▶ _Given task_:
Output the stretch of lines from the start of the records through the line containing "- server-ip: 62.84.190.27: [226, 224, 330, 243]", both ends included, reproducing each one exactly.

▶ _Exercise data_:
┌────────
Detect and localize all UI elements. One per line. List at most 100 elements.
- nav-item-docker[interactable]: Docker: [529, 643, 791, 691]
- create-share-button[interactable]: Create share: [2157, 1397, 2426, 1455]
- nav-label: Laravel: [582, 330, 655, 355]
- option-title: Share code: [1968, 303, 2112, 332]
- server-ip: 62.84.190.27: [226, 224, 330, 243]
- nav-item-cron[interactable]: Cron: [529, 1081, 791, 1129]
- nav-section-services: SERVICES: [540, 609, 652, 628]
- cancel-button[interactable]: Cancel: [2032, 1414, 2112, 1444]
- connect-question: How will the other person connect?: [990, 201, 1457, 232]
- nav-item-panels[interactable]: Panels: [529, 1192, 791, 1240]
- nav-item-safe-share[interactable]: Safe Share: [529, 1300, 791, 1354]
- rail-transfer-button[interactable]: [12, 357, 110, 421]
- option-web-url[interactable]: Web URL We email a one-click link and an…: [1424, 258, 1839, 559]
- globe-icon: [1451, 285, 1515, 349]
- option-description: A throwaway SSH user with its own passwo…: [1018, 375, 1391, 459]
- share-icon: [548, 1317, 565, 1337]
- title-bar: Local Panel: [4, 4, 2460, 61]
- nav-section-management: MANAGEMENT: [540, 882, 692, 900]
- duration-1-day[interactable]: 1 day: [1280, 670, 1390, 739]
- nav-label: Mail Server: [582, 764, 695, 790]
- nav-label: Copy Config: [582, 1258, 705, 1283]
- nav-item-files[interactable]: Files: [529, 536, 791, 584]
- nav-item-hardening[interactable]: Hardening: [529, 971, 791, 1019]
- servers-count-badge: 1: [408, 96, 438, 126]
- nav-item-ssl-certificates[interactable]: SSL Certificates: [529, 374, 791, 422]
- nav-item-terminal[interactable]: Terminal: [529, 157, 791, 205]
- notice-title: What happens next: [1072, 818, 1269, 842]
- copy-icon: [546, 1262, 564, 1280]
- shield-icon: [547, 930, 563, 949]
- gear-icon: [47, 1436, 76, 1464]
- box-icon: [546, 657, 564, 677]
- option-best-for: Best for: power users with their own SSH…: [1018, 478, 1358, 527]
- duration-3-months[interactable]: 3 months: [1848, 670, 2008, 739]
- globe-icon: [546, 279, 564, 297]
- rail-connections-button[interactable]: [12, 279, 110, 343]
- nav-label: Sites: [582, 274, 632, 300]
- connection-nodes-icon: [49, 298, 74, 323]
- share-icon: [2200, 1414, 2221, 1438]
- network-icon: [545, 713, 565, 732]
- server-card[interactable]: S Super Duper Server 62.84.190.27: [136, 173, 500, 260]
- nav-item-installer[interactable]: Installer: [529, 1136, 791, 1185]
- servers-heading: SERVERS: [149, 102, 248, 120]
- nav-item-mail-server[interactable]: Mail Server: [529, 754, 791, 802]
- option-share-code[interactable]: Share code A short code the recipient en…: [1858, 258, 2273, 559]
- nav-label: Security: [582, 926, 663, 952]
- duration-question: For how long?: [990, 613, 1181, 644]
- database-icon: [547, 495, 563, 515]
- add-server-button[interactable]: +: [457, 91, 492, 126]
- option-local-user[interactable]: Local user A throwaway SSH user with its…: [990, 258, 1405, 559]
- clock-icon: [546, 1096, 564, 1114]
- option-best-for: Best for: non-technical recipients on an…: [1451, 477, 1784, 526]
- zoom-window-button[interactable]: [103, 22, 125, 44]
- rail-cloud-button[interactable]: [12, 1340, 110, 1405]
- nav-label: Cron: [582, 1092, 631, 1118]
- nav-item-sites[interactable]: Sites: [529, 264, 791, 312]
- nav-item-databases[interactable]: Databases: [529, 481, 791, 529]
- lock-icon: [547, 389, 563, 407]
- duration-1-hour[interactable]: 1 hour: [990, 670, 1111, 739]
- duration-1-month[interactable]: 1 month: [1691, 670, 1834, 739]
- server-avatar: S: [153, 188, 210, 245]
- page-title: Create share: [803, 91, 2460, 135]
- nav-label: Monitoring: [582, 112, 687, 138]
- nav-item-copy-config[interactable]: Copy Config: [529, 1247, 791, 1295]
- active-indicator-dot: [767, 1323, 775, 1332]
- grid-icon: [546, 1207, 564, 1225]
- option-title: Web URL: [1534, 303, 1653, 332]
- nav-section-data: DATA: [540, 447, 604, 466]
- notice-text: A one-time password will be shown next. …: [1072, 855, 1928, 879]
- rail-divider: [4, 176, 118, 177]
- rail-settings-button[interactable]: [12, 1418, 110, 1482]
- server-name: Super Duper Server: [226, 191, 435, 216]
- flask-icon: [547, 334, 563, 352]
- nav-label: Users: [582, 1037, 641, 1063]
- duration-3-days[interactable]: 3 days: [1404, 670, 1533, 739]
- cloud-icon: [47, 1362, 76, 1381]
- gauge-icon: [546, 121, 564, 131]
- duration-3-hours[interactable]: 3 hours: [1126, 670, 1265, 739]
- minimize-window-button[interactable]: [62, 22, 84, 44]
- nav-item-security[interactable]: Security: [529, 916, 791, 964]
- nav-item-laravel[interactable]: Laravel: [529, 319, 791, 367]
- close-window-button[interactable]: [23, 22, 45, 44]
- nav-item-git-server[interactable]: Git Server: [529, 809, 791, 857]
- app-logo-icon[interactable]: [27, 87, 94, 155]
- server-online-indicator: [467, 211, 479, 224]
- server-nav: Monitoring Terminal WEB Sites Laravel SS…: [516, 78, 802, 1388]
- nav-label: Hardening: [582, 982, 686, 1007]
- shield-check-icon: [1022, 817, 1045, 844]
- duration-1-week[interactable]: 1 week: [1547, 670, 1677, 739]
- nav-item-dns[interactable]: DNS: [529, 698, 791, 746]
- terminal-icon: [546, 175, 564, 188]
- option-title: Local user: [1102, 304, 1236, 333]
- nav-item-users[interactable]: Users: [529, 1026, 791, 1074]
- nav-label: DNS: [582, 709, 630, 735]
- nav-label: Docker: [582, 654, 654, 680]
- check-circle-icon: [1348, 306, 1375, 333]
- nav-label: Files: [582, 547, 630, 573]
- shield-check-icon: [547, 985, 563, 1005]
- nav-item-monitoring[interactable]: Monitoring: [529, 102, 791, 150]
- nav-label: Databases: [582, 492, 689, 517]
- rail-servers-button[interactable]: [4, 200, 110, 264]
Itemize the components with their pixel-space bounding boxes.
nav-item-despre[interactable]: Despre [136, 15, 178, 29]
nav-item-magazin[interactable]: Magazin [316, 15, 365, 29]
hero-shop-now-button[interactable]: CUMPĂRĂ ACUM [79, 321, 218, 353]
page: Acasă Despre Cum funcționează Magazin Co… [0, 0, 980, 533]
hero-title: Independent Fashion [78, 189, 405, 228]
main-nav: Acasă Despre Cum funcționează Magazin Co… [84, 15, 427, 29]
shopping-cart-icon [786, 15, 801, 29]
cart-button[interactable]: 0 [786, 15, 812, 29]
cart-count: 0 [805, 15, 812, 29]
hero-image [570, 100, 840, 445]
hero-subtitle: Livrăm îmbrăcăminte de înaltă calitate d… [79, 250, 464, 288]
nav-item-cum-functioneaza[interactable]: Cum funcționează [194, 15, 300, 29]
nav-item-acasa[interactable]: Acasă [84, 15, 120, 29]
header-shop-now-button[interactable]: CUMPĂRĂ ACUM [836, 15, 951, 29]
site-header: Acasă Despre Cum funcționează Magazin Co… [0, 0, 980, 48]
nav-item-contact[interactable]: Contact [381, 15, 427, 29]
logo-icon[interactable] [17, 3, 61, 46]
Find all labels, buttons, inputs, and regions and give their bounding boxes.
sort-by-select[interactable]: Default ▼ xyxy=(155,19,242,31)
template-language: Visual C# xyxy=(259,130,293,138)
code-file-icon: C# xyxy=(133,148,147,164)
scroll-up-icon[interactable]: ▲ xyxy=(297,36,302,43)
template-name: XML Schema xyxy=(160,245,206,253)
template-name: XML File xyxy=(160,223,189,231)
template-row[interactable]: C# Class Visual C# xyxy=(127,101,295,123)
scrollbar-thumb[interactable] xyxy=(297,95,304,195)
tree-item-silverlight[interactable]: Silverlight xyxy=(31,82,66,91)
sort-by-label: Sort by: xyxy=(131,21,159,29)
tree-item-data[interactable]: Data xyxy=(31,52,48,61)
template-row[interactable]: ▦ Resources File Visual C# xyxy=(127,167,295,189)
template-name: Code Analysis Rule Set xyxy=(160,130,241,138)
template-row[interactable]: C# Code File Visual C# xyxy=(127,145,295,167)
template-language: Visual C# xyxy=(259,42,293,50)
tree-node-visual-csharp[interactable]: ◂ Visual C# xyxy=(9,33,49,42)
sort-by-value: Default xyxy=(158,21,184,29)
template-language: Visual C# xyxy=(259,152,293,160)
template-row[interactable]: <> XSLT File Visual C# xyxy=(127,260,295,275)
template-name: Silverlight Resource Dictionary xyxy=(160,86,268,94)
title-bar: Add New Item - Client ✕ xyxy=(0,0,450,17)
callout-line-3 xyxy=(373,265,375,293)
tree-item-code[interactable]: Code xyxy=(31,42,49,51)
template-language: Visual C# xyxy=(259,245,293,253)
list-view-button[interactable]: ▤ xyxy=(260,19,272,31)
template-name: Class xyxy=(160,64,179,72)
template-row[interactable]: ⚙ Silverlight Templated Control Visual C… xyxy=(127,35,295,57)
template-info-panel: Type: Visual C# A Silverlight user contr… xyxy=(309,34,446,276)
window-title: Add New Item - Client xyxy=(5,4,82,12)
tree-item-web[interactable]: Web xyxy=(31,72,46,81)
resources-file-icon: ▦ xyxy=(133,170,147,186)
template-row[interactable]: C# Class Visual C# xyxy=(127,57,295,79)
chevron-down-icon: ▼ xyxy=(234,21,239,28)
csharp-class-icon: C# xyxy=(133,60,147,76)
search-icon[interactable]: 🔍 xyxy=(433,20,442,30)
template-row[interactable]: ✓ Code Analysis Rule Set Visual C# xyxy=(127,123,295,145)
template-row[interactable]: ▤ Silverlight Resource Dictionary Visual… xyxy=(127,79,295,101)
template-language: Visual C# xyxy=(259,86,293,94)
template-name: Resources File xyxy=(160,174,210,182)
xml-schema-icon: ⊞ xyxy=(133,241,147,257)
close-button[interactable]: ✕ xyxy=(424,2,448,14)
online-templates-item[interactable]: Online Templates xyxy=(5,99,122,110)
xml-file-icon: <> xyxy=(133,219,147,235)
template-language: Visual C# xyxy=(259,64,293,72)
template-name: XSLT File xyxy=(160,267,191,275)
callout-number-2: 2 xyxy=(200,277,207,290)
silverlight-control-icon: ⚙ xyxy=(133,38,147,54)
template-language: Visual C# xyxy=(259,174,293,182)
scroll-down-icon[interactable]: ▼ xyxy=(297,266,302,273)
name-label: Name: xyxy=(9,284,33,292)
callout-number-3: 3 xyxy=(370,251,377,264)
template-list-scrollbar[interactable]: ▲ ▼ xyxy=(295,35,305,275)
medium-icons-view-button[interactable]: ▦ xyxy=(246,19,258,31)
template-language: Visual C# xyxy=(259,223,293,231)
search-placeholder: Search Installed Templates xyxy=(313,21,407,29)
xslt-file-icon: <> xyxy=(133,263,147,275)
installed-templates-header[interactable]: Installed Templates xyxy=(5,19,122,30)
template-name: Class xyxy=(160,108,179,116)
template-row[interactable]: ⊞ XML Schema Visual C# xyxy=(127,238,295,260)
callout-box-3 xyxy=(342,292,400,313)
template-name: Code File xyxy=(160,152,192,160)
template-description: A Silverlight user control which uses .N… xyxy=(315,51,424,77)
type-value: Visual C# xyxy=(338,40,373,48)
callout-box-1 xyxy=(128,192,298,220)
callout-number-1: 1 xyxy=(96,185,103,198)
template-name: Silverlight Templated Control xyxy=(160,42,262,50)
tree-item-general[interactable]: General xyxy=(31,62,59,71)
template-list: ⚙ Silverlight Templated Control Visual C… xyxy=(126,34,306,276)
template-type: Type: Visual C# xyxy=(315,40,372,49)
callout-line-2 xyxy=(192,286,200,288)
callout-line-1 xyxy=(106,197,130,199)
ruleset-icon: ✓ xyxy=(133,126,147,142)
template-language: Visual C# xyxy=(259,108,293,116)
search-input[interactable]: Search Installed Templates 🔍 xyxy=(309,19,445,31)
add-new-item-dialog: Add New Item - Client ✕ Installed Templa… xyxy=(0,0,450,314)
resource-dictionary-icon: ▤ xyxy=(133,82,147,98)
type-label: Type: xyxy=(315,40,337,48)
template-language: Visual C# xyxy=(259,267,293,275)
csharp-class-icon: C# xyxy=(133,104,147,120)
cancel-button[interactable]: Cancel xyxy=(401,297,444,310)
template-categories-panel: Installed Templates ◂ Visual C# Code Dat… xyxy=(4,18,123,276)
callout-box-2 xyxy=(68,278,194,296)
└────────
▶ _Output for this task_:
Detect and localize all UI elements. One per line. List at most 100 elements.
- nav-item-docker[interactable]: Docker: [529, 643, 791, 691]
- create-share-button[interactable]: Create share: [2157, 1397, 2426, 1455]
- nav-label: Laravel: [582, 330, 655, 355]
- option-title: Share code: [1968, 303, 2112, 332]
- server-ip: 62.84.190.27: [226, 224, 330, 243]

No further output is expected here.